→ **PROBLEM DETAILS**
Report how many lines of the records contain the word "elements". Give only the number.

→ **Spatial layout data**
***
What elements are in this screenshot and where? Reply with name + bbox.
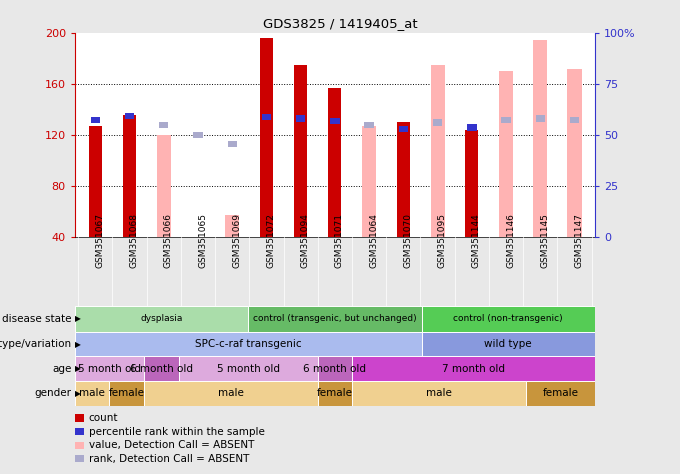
Bar <box>109 381 144 406</box>
Bar <box>75 381 109 406</box>
Bar <box>159 122 169 128</box>
Bar <box>398 126 408 132</box>
Text: genotype/variation: genotype/variation <box>0 339 71 349</box>
Bar <box>396 122 410 237</box>
Text: GSM351147: GSM351147 <box>575 213 583 268</box>
Text: GSM351068: GSM351068 <box>130 213 139 268</box>
Bar <box>75 414 84 422</box>
Bar <box>296 115 305 122</box>
Text: GSM351145: GSM351145 <box>540 213 549 268</box>
Bar <box>362 126 376 237</box>
Bar <box>352 356 595 381</box>
Bar <box>536 115 545 122</box>
Text: GSM351146: GSM351146 <box>506 213 515 268</box>
Bar <box>364 122 374 128</box>
Bar <box>533 39 547 237</box>
Bar <box>260 38 273 237</box>
Text: age: age <box>52 364 71 374</box>
Text: dysplasia: dysplasia <box>140 314 183 323</box>
Bar <box>156 135 171 237</box>
Text: disease state: disease state <box>2 314 71 324</box>
Text: count: count <box>88 413 118 423</box>
Bar <box>179 356 318 381</box>
Bar <box>75 442 84 449</box>
Text: 6 month old: 6 month old <box>303 364 367 374</box>
Text: control (non-transgenic): control (non-transgenic) <box>454 314 563 323</box>
Text: SPC-c-raf transgenic: SPC-c-raf transgenic <box>195 339 301 349</box>
Text: GSM351095: GSM351095 <box>437 213 447 268</box>
Text: rank, Detection Call = ABSENT: rank, Detection Call = ABSENT <box>88 454 249 464</box>
Text: GSM351072: GSM351072 <box>267 213 275 268</box>
Text: 7 month old: 7 month old <box>442 364 505 374</box>
Bar <box>89 126 102 237</box>
Bar <box>75 455 84 463</box>
Bar <box>526 381 595 406</box>
Text: ▶: ▶ <box>75 340 82 348</box>
Bar <box>422 306 595 332</box>
Bar <box>318 381 352 406</box>
Text: female: female <box>317 388 353 399</box>
Bar <box>330 118 339 124</box>
Bar <box>499 72 513 237</box>
Text: gender: gender <box>35 388 71 399</box>
Text: percentile rank within the sample: percentile rank within the sample <box>88 427 265 437</box>
Bar <box>567 69 581 237</box>
Text: GSM351071: GSM351071 <box>335 213 344 268</box>
Bar <box>75 428 84 435</box>
Bar <box>144 356 179 381</box>
Bar <box>225 215 239 237</box>
Bar <box>422 332 595 356</box>
Text: GSM351067: GSM351067 <box>95 213 104 268</box>
Bar <box>125 113 134 119</box>
Text: GSM351094: GSM351094 <box>301 213 309 268</box>
Bar <box>501 117 511 123</box>
Bar <box>262 114 271 120</box>
Text: GSM351144: GSM351144 <box>472 213 481 268</box>
Text: 5 month old: 5 month old <box>78 364 141 374</box>
Text: wild type: wild type <box>484 339 532 349</box>
Bar <box>90 117 100 123</box>
Bar <box>123 115 136 237</box>
Bar <box>570 117 579 123</box>
Text: 5 month old: 5 month old <box>217 364 279 374</box>
Text: female: female <box>109 388 145 399</box>
Text: value, Detection Call = ABSENT: value, Detection Call = ABSENT <box>88 440 254 450</box>
Text: male: male <box>79 388 105 399</box>
Bar <box>75 332 422 356</box>
Bar <box>467 124 477 131</box>
Bar <box>433 119 442 126</box>
Bar <box>465 130 479 237</box>
Text: 6 month old: 6 month old <box>130 364 193 374</box>
Bar <box>248 306 422 332</box>
Text: control (transgenic, but unchanged): control (transgenic, but unchanged) <box>253 314 417 323</box>
Bar <box>352 381 526 406</box>
Text: GSM351069: GSM351069 <box>233 213 241 268</box>
Text: GSM351070: GSM351070 <box>403 213 412 268</box>
Text: ▶: ▶ <box>75 365 82 373</box>
Bar <box>328 88 341 237</box>
Bar <box>75 356 144 381</box>
Text: GSM351065: GSM351065 <box>198 213 207 268</box>
Text: GSM351066: GSM351066 <box>164 213 173 268</box>
Text: ▶: ▶ <box>75 314 82 323</box>
Text: GDS3825 / 1419405_at: GDS3825 / 1419405_at <box>262 17 418 29</box>
Bar <box>193 132 203 138</box>
Text: male: male <box>426 388 452 399</box>
Text: female: female <box>543 388 578 399</box>
Text: ▶: ▶ <box>75 389 82 398</box>
Bar <box>294 65 307 237</box>
Bar <box>75 306 248 332</box>
Bar <box>144 381 318 406</box>
Bar <box>430 65 445 237</box>
Text: GSM351064: GSM351064 <box>369 213 378 268</box>
Bar <box>228 141 237 147</box>
Bar <box>318 356 352 381</box>
Text: male: male <box>218 388 244 399</box>
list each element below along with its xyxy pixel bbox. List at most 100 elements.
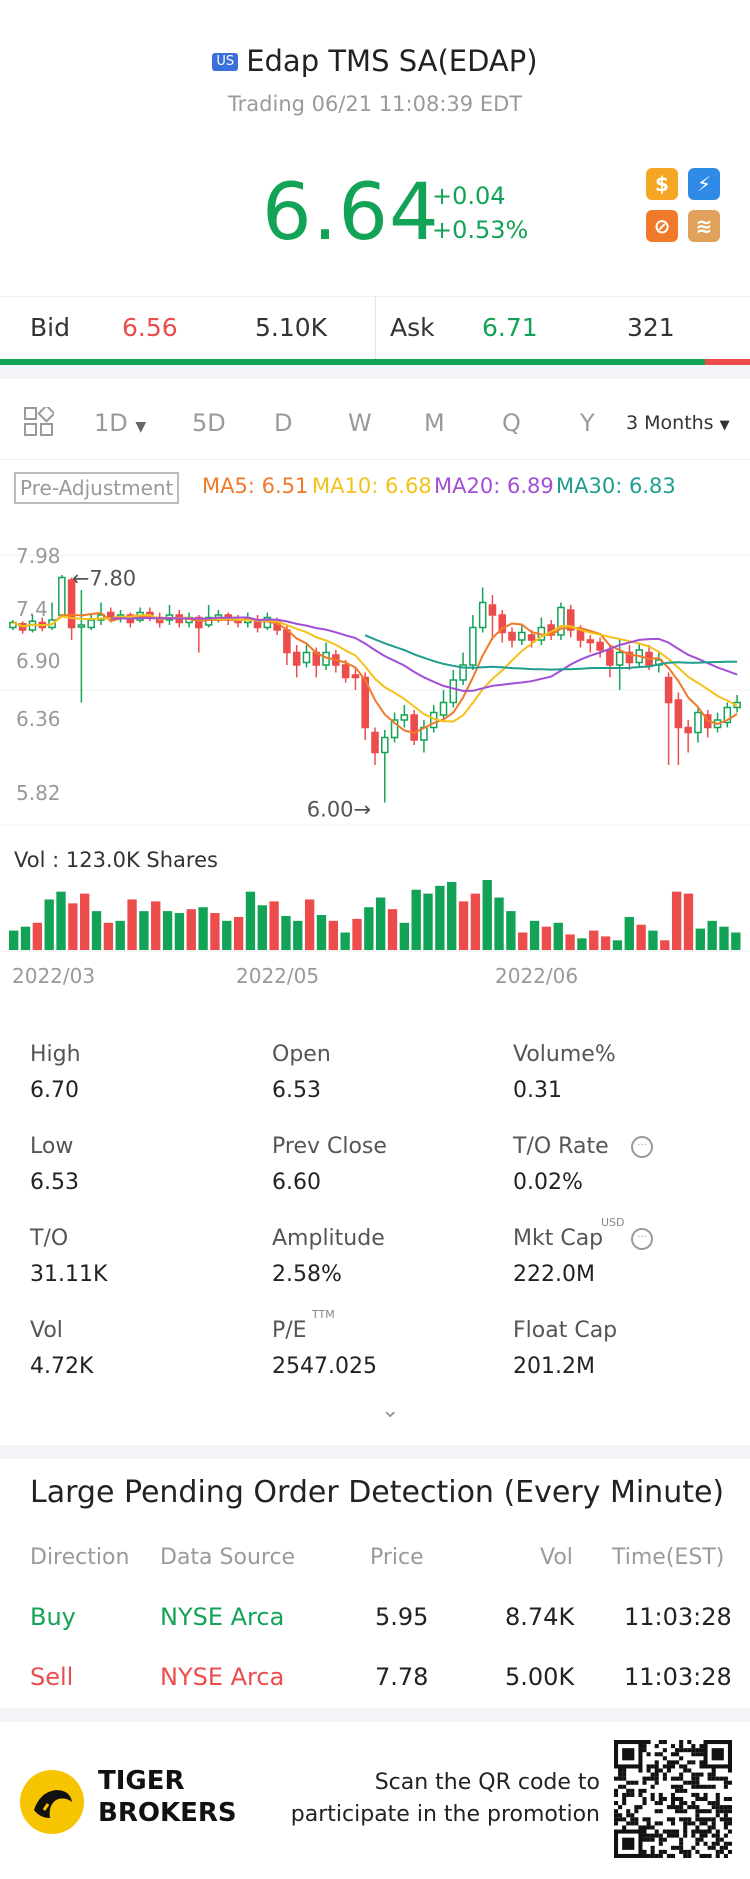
tab-w[interactable]: W	[348, 409, 372, 437]
qr-module	[711, 1821, 716, 1826]
bid-ratio-bar	[0, 359, 705, 365]
qr-module	[675, 1788, 680, 1793]
volume-bar	[127, 899, 137, 950]
no-short-icon[interactable]: ⊘	[646, 210, 678, 242]
qr-module	[699, 1829, 704, 1834]
volume-bar	[269, 901, 279, 950]
qr-module	[675, 1776, 680, 1781]
expand-chevron-icon[interactable]: ⌄	[381, 1398, 400, 1423]
qr-module	[695, 1780, 700, 1785]
qr-module	[618, 1805, 623, 1810]
tab-y[interactable]: Y	[580, 409, 595, 437]
candle-body	[87, 619, 95, 629]
tab-m[interactable]: M	[424, 409, 445, 437]
qr-module	[691, 1845, 696, 1850]
qr-module	[711, 1772, 716, 1777]
tab-5d[interactable]: 5D	[192, 409, 226, 437]
qr-module	[630, 1813, 635, 1818]
qr-module	[687, 1849, 692, 1854]
pending-source-cell: NYSE Arca	[160, 1603, 285, 1631]
qr-module	[675, 1760, 680, 1765]
more-info-icon[interactable]: ···	[631, 1228, 653, 1250]
volume-bar	[222, 920, 232, 950]
qr-module	[638, 1825, 643, 1830]
grid-layout-icon[interactable]	[24, 407, 54, 437]
volume-bar	[316, 915, 327, 950]
qr-module	[711, 1801, 716, 1806]
volume-bar	[80, 893, 90, 950]
qr-module	[658, 1801, 663, 1806]
candle-body	[283, 629, 291, 654]
qr-module	[638, 1788, 643, 1793]
qr-module	[646, 1740, 651, 1745]
qr-module	[715, 1829, 720, 1834]
lightning-icon[interactable]: ⚡	[688, 168, 720, 200]
qr-module	[715, 1837, 720, 1842]
qr-module	[715, 1805, 720, 1810]
qr-module	[699, 1853, 704, 1858]
candle-body	[625, 651, 634, 664]
dollar-icon[interactable]: $	[646, 168, 678, 200]
volume-bar	[624, 916, 634, 950]
volume-bar	[447, 881, 457, 950]
qr-module	[658, 1768, 663, 1773]
range-label: 3 Months	[626, 412, 714, 434]
qr-module	[683, 1825, 688, 1830]
qr-module	[679, 1796, 684, 1802]
qr-module	[707, 1825, 712, 1830]
candle-body	[302, 651, 311, 664]
volume-bar	[304, 899, 315, 950]
qr-module	[662, 1740, 667, 1745]
qr-module	[687, 1805, 692, 1810]
stat-superscript: TTM	[312, 1308, 335, 1321]
qr-module	[626, 1809, 631, 1814]
qr-module	[723, 1825, 728, 1830]
volume-bar	[103, 922, 114, 950]
ask-size: 321	[627, 313, 675, 342]
qr-module	[642, 1780, 647, 1785]
stat-label-high: High	[30, 1042, 81, 1067]
more-info-icon[interactable]: ···	[631, 1136, 653, 1158]
qr-module	[650, 1837, 655, 1842]
stat-value-amplitude: 2.58%	[272, 1262, 342, 1287]
qr-module	[658, 1752, 663, 1757]
qr-module	[695, 1825, 700, 1830]
stat-value-high: 6.70	[30, 1078, 79, 1103]
tab-d[interactable]: D	[274, 409, 293, 437]
qr-module	[666, 1768, 671, 1773]
qr-module	[675, 1748, 680, 1753]
qr-code[interactable]	[614, 1740, 732, 1858]
stat-label-prev-close: Prev Close	[272, 1134, 387, 1159]
qr-module	[695, 1772, 700, 1777]
qr-module	[715, 1813, 720, 1818]
qr-module	[642, 1744, 647, 1749]
qr-module	[679, 1809, 684, 1814]
qr-module	[699, 1796, 704, 1802]
pre-adjustment-button[interactable]: Pre-Adjustment	[14, 472, 180, 504]
qr-module	[670, 1776, 676, 1781]
tab-1d[interactable]: 1D ▼	[94, 409, 146, 437]
layers-icon[interactable]: ≋	[688, 210, 720, 242]
qr-module	[614, 1801, 619, 1806]
qr-module	[646, 1825, 651, 1830]
qr-module	[618, 1776, 623, 1781]
kline-chart[interactable]: 7.987.46.906.365.82←7.806.00→Vol : 123.0…	[0, 535, 750, 995]
qr-module	[695, 1849, 700, 1854]
pending-vol-cell: 8.74K	[505, 1603, 575, 1631]
section-divider	[0, 1445, 750, 1459]
qr-module	[658, 1853, 663, 1858]
range-dropdown[interactable]: 3 Months ▼	[626, 412, 730, 434]
qr-module	[626, 1813, 631, 1818]
tab-q[interactable]: Q	[502, 409, 521, 437]
qr-module	[614, 1788, 619, 1793]
volume-label: Vol : 123.0K Shares	[14, 848, 218, 872]
volume-bar	[695, 928, 705, 950]
qr-module	[646, 1853, 651, 1858]
volume-bar	[731, 932, 741, 950]
price-change: +0.04	[432, 182, 506, 210]
qr-module	[614, 1821, 619, 1826]
stock-title-row: US Edap TMS SA(EDAP)	[0, 44, 750, 78]
candle-body	[400, 714, 409, 721]
qr-module	[723, 1817, 728, 1822]
qr-module	[642, 1748, 647, 1753]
***
→ **OUTPUT OF THE TASK**
2